** Items listed in a dataset **
>>
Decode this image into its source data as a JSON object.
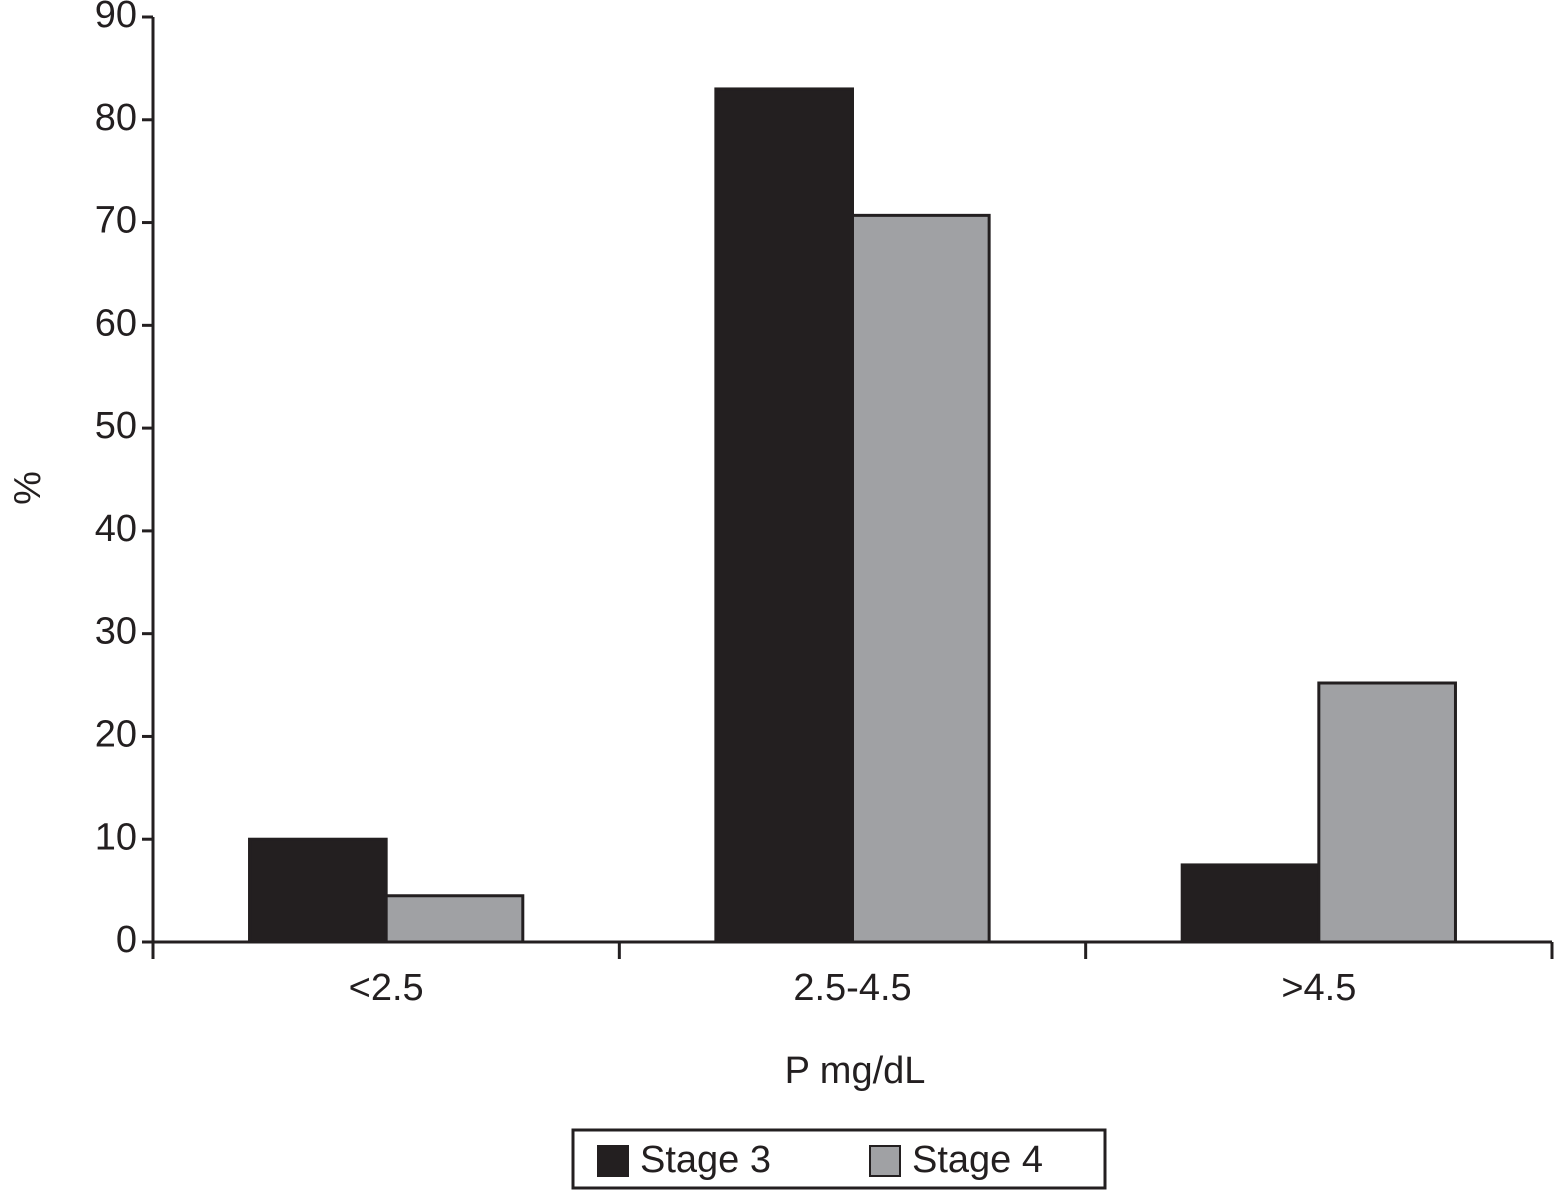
{
  "chart_data": {
    "type": "bar",
    "x_label": "P mg/dL",
    "y_label": "%",
    "categories": [
      "<2.5",
      "2.5-4.5",
      ">4.5"
    ],
    "series": [
      {
        "name": "Stage 3",
        "color": "#231f20",
        "values": [
          10,
          83,
          7.5
        ]
      },
      {
        "name": "Stage 4",
        "color": "#a0a1a4",
        "values": [
          4.5,
          70.7,
          25.2
        ]
      }
    ],
    "ylim": [
      0,
      90
    ],
    "yticks": [
      0,
      10,
      20,
      30,
      40,
      50,
      60,
      70,
      80,
      90
    ],
    "grid": false,
    "legend": "bottom"
  }
}
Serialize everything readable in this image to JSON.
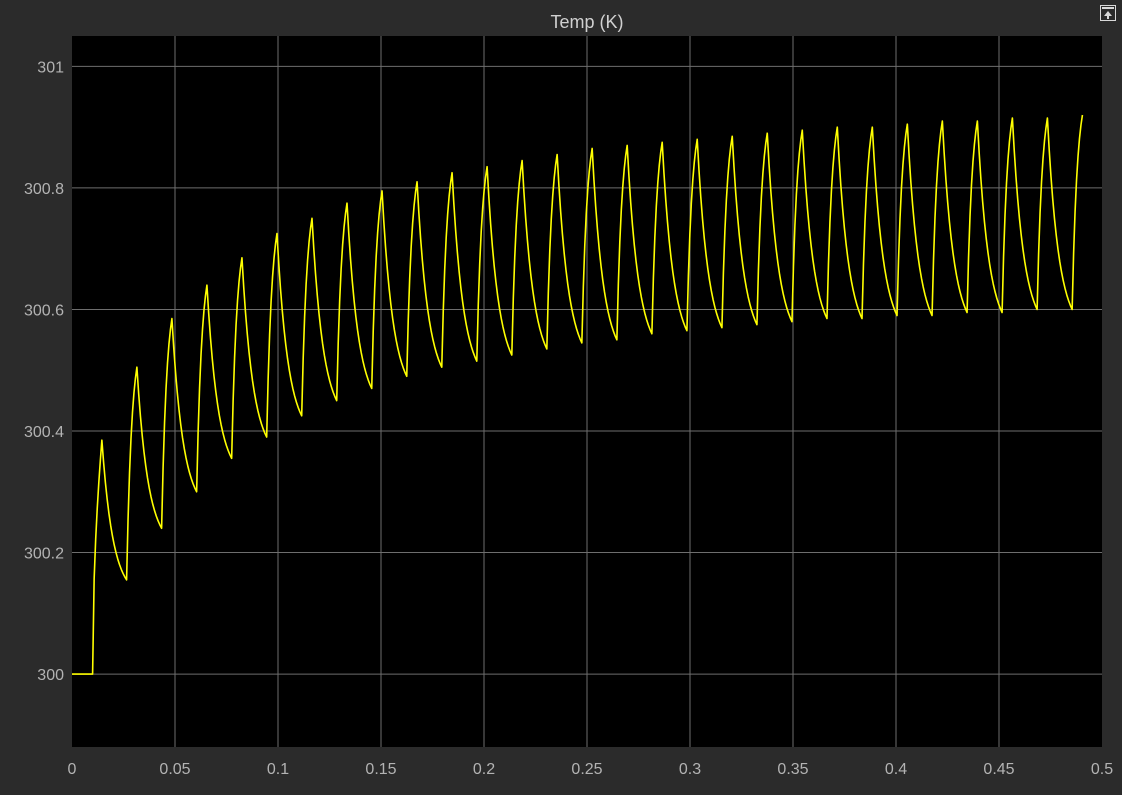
{
  "chart_data": {
    "type": "line",
    "title": "Temp (K)",
    "xlabel": "",
    "ylabel": "",
    "xlim": [
      0,
      0.5
    ],
    "ylim": [
      299.88,
      301.05
    ],
    "xticks": [
      0,
      0.05,
      0.1,
      0.15,
      0.2,
      0.25,
      0.3,
      0.35,
      0.4,
      0.45,
      0.5
    ],
    "xtick_labels": [
      "0",
      "0.05",
      "0.1",
      "0.15",
      "0.2",
      "0.25",
      "0.3",
      "0.35",
      "0.4",
      "0.45",
      "0.5"
    ],
    "yticks": [
      300,
      300.2,
      300.4,
      300.6,
      300.8,
      301
    ],
    "ytick_labels": [
      "300",
      "300.2",
      "300.4",
      "300.6",
      "300.8",
      "301"
    ],
    "grid": true,
    "colors": {
      "background": "#000000",
      "frame": "#2b2b2b",
      "grid": "#6e6e6e",
      "line": "#ffff00",
      "text": "#b3b3b3"
    },
    "series": [
      {
        "initial_value": 300.0,
        "step_time": 0.01,
        "peaks": [
          [
            0.0145,
            300.385
          ],
          [
            0.0315,
            300.505
          ],
          [
            0.0485,
            300.585
          ],
          [
            0.0655,
            300.64
          ],
          [
            0.0825,
            300.685
          ],
          [
            0.0995,
            300.725
          ],
          [
            0.1165,
            300.75
          ],
          [
            0.1335,
            300.775
          ],
          [
            0.1505,
            300.795
          ],
          [
            0.1675,
            300.81
          ],
          [
            0.1845,
            300.825
          ],
          [
            0.2015,
            300.835
          ],
          [
            0.2185,
            300.845
          ],
          [
            0.2355,
            300.855
          ],
          [
            0.2525,
            300.865
          ],
          [
            0.2695,
            300.87
          ],
          [
            0.2865,
            300.875
          ],
          [
            0.3035,
            300.88
          ],
          [
            0.3205,
            300.885
          ],
          [
            0.3375,
            300.89
          ],
          [
            0.3545,
            300.895
          ],
          [
            0.3715,
            300.9
          ],
          [
            0.3885,
            300.9
          ],
          [
            0.4055,
            300.905
          ],
          [
            0.4225,
            300.91
          ],
          [
            0.4395,
            300.91
          ],
          [
            0.4565,
            300.915
          ],
          [
            0.4735,
            300.915
          ],
          [
            0.4905,
            300.92
          ],
          [
            0.5,
            300.92
          ]
        ],
        "troughs": [
          [
            0.0265,
            300.155
          ],
          [
            0.0435,
            300.24
          ],
          [
            0.0605,
            300.3
          ],
          [
            0.0775,
            300.355
          ],
          [
            0.0945,
            300.39
          ],
          [
            0.1115,
            300.425
          ],
          [
            0.1285,
            300.45
          ],
          [
            0.1455,
            300.47
          ],
          [
            0.1625,
            300.49
          ],
          [
            0.1795,
            300.505
          ],
          [
            0.1965,
            300.515
          ],
          [
            0.2135,
            300.525
          ],
          [
            0.2305,
            300.535
          ],
          [
            0.2475,
            300.545
          ],
          [
            0.2645,
            300.55
          ],
          [
            0.2815,
            300.56
          ],
          [
            0.2985,
            300.565
          ],
          [
            0.3155,
            300.57
          ],
          [
            0.3325,
            300.575
          ],
          [
            0.3495,
            300.58
          ],
          [
            0.3665,
            300.585
          ],
          [
            0.3835,
            300.585
          ],
          [
            0.4005,
            300.59
          ],
          [
            0.4175,
            300.59
          ],
          [
            0.4345,
            300.595
          ],
          [
            0.4515,
            300.595
          ],
          [
            0.4685,
            300.6
          ],
          [
            0.4855,
            300.6
          ]
        ]
      }
    ]
  }
}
<<
Look through the data above. Copy every line with the string "this" in it.

Decode this image into its source data as a JSON object.
Serialize everything readable in this image to JSON.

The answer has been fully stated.